What this task involves
Each entry in the listing below should be restated word for word.

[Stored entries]
********************
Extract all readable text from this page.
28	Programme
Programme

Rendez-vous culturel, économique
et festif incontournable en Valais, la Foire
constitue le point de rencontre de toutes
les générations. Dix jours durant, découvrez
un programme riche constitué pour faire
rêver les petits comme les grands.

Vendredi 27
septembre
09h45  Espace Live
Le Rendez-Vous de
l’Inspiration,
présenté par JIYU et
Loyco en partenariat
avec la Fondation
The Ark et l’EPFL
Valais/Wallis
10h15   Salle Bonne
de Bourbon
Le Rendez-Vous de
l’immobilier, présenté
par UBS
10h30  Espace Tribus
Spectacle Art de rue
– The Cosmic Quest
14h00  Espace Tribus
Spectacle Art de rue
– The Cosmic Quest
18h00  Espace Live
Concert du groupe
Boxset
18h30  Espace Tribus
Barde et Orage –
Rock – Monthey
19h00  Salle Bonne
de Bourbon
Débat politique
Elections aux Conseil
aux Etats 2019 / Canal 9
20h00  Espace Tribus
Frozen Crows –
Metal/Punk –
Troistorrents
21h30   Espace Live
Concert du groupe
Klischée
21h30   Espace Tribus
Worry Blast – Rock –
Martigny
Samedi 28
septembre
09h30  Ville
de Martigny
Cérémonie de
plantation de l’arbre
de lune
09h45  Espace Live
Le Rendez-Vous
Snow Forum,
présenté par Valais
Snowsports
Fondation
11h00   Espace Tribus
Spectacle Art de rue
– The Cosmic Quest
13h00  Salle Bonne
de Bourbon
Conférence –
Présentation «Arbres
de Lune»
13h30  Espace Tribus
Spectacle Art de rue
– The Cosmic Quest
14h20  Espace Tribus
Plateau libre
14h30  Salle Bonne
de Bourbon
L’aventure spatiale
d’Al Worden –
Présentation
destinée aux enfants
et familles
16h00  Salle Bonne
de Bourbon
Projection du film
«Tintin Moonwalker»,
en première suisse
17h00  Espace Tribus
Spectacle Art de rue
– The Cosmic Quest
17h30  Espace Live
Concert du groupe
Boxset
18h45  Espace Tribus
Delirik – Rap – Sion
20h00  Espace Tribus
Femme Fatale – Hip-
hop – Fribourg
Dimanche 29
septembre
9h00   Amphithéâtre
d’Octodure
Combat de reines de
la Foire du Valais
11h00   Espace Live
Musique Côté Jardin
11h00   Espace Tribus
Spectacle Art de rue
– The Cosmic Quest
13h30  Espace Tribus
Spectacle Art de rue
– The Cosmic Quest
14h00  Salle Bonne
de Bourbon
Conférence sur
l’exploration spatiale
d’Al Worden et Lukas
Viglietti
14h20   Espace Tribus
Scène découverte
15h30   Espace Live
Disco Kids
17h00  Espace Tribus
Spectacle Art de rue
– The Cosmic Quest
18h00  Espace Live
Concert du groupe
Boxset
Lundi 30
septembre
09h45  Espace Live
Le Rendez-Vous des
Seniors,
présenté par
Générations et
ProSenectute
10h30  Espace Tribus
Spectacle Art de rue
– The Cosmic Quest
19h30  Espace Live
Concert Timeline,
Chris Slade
********************
Response to the task
Extract all readable text from this page.
28	Programme
Programme

Rendez-vous culturel, économique
et festif incontournable en Valais, la Foire
constitue le point de rencontre de toutes
les générations. Dix jours durant, découvrez
un programme riche constitué pour faire
rêver les petits comme les grands.

Vendredi 27
septembre
09h45  Espace Live
Le Rendez-Vous de
l’Inspiration,
présenté par JIYU et
Loyco en partenariat
avec la Fondation
The Ark et l’EPFL
Valais/Wallis
10h15   Salle Bonne
de Bourbon
Le Rendez-Vous de
l’immobilier, présenté
par UBS
10h30  Espace Tribus
Spectacle Art de rue
– The Cosmic Quest
14h00  Espace Tribus
Spectacle Art de rue
– The Cosmic Quest
18h00  Espace Live
Concert du groupe
Boxset
18h30  Espace Tribus
Barde et Orage –
Rock – Monthey
19h00  Salle Bonne
de Bourbon
Débat politique
Elections aux Conseil
aux Etats 2019 / Canal 9
20h00  Espace Tribus
Frozen Crows –
Metal/Punk –
Troistorrents
21h30   Espace Live
Concert du groupe
Klischée
21h30   Espace Tribus
Worry Blast – Rock –
Martigny
Samedi 28
septembre
09h30  Ville
de Martigny
Cérémonie de
plantation de l’arbre
de lune
09h45  Espace Live
Le Rendez-Vous
Snow Forum,
présenté par Valais
Snowsports
Fondation
11h00   Espace Tribus
Spectacle Art de rue
– The Cosmic Quest
13h00  Salle Bonne
de Bourbon
Conférence –
Présentation «Arbres
de Lune»
13h30  Espace Tribus
Spectacle Art de rue
– The Cosmic Quest
14h20  Espace Tribus
Plateau libre
14h30  Salle Bonne
de Bourbon
L’aventure spatiale
d’Al Worden –
Présentation
destinée aux enfants
et familles
16h00  Salle Bonne
de Bourbon
Projection du film
«Tintin Moonwalker»,
en première suisse
17h00  Espace Tribus
Spectacle Art de rue
– The Cosmic Quest
17h30  Espace Live
Concert du groupe
Boxset
18h45  Espace Tribus
Delirik – Rap – Sion
20h00  Espace Tribus
Femme Fatale – Hip-
hop – Fribourg
Dimanche 29
septembre
9h00   Amphithéâtre
d’Octodure
Combat de reines de
la Foire du Valais
11h00   Espace Live
Musique Côté Jardin
11h00   Espace Tribus
Spectacle Art de rue
– The Cosmic Quest
13h30  Espace Tribus
Spectacle Art de rue
– The Cosmic Quest
14h00  Salle Bonne
de Bourbon
Conférence sur
l’exploration spatiale
d’Al Worden et Lukas
Viglietti
14h20   Espace Tribus
Scène découverte
15h30   Espace Live
Disco Kids
17h00  Espace Tribus
Spectacle Art de rue
– The Cosmic Quest
18h00  Espace Live
Concert du groupe
Boxset
Lundi 30
septembre
09h45  Espace Live
Le Rendez-Vous des
Seniors,
présenté par
Générations et
ProSenectute
10h30  Espace Tribus
Spectacle Art de rue
– The Cosmic Quest
19h30  Espace Live
Concert Timeline,
Chris Slade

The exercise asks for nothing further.